> [Text section]

***

Skip navigation

800 Views 3 Replies Latest reply: Jan 4, 2012 5:02 PM by Jasko123
meganestlareine Rookie 1 posts since
Jan 4, 2012
Currently Being Moderated

Jan 4, 2012 5:06 AM


I am new to running. I also have been suffering from IDA for the past six or so years. My first run was absolutely horrific. Within 30 seconds I couldn't breath, within one minute I was absolutely exhaused and struggled to keep going.  I have been running for the last few weeks and my performance has not improved at all.


I am also a smoker who is struggling to give up smoking at the moment, and I know that both smoking and anemia have a profound effect on your RBC count, and how your body transports oxygen.


I was wondering if anyone else has struggled with this?


Also, do you think its a good idea to continue with the running, or possibly wait, at least until I have been a non-smoker for a while (and hopefully my body returns back to that of a non-smoker?)

  • squilky Pro 91 posts since
    Jul 18, 2007
    Currently Being Moderated
    1. Jan 4, 2012 6:10 AM (in response to meganestlareine)

    Have you tried the Couch to 5K program? I'm not anemic and don't smoke, but I was horribly out of shape when I started the C25K program. I was winded after 30 seconds just like you. The C25K uses intervals of walking and light running to get your body acclimated to running. When you start out you do a 5 minute walk to warm up then run 60 seconds then walk for 90 seconds. You repeat this for 20 minutes, then do a 5 minute walk to cool down. The program is designed to get you ready to run for 30 minutes or 3.1 miles without stopping. The program lasts 9 weeks, but if you are struggling, there is no shame in repeating a week until you feel more comfortable. The other thing to keep in mind is start slowly. When you first start, jog very lightly. You don't want to burn yourself out in the first 5 minutes and give up. Run at a slow and steady pace, you don't need to sprint. A general rule of thumb is to run at a pace that allows you to maintain a coversation. If you are too winded to speak, you are running too fast. One last thing. The program allows you to either run for time or for distance. To start, I would suggest focussing on the allotted running time. Some of the later staged say to run for 1/2 mile or 5 minutes. Don't worry if you don't complete 1/2 a mile in that 5 minute span. Just run at a pace that will allow you to run for 5 minutes without stopping for a walk break.

***

Rewrite the part of the forum thread that opens with the words containing "I am also a" and closes with "of a non-smoker?)", putting "red blood cell count" in place of "RBC count".

> [The data]
***

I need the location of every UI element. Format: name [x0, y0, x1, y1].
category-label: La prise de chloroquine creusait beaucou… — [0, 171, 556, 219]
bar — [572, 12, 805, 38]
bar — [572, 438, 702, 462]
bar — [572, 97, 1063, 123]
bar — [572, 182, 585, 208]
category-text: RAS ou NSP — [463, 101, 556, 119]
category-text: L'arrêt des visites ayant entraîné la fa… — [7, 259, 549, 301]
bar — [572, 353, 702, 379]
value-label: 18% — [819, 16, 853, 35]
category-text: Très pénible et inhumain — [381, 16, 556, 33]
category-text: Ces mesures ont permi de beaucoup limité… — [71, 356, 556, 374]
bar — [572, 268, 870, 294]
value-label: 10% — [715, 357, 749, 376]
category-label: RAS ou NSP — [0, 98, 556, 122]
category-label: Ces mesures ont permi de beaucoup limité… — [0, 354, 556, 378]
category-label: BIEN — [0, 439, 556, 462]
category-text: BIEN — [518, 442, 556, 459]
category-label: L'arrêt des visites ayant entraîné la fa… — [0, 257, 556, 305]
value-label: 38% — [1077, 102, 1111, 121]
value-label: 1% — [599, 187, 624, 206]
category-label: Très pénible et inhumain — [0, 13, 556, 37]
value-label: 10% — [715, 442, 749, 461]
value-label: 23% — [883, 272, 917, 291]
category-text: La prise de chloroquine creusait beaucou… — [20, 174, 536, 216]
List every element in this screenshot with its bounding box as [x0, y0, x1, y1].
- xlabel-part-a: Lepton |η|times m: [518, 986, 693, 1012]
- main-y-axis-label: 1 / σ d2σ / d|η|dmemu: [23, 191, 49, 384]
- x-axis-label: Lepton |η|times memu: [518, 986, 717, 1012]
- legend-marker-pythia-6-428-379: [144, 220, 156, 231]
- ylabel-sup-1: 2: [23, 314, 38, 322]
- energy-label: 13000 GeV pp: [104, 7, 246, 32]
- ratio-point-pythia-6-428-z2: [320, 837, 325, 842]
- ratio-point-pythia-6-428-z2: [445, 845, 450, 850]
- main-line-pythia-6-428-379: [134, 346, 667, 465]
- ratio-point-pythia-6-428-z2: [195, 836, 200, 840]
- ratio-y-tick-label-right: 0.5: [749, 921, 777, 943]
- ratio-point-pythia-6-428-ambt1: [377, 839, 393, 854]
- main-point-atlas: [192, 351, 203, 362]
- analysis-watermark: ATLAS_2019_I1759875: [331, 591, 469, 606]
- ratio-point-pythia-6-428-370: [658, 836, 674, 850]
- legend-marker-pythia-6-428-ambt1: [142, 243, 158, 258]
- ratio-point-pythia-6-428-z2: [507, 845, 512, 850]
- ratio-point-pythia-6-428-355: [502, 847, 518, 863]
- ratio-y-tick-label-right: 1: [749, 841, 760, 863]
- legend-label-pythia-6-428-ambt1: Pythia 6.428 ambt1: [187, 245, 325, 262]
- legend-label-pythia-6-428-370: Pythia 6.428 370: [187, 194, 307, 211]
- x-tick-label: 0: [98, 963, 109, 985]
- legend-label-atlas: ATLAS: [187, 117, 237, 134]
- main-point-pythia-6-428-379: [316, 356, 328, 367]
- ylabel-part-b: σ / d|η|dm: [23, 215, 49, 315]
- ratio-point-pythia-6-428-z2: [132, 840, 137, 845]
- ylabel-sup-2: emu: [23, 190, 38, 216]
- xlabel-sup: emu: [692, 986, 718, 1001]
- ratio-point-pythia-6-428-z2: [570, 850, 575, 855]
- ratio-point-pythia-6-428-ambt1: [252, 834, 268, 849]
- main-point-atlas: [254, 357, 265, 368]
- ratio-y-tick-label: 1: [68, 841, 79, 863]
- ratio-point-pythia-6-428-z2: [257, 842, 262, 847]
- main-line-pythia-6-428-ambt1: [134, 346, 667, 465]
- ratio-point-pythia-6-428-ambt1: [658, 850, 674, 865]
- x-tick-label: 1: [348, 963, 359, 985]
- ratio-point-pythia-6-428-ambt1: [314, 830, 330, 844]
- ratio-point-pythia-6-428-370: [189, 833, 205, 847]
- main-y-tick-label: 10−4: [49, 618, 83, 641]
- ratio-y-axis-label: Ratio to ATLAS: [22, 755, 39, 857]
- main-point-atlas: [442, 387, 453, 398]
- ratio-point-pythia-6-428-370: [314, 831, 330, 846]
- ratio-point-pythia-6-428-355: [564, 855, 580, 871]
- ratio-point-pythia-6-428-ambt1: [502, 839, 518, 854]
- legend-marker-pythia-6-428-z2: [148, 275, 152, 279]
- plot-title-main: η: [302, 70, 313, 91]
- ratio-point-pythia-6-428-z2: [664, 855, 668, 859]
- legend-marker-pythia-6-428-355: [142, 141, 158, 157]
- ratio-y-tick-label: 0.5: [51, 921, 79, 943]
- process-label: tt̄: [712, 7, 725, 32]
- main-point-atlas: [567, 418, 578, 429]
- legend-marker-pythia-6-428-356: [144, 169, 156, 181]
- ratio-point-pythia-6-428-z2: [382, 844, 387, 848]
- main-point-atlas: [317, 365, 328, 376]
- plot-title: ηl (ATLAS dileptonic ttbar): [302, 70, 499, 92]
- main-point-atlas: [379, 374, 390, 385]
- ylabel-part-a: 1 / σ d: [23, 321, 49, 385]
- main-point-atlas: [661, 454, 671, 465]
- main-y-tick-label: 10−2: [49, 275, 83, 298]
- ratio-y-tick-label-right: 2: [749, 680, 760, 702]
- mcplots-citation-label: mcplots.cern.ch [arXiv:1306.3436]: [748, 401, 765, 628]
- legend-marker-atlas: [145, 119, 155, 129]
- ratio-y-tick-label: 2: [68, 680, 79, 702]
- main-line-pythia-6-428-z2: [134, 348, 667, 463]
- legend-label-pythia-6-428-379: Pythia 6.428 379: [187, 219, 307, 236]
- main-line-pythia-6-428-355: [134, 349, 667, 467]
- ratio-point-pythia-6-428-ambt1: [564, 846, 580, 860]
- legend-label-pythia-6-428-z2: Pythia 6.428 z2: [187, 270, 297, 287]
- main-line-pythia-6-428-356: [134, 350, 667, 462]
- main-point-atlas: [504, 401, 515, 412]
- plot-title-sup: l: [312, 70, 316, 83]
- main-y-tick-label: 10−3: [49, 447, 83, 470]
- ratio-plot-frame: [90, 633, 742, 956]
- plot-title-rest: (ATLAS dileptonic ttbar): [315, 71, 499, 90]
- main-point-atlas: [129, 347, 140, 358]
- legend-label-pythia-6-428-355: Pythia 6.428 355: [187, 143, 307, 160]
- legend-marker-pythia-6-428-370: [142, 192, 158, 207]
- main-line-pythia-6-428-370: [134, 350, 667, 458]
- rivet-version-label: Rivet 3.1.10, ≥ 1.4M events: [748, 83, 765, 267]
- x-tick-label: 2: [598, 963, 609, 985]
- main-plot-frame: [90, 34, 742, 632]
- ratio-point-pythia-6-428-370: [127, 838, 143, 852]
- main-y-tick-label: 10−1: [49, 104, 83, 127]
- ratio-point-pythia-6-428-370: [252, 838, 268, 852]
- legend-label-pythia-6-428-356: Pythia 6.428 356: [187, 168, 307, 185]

***

> [Exercise solution]
I am also a smoker who is struggling to give up smoking at the moment, and I know that both smoking and anemia have a profound effect on your red blood cell count, and how your body transports oxygen.


I was wondering if anyone else has struggled with this?


Also, do you think its a good idea to continue with the running, or possibly wait, at least until I have been a non-smoker for a while (and hopefully my body returns back to that of a non-smoker?)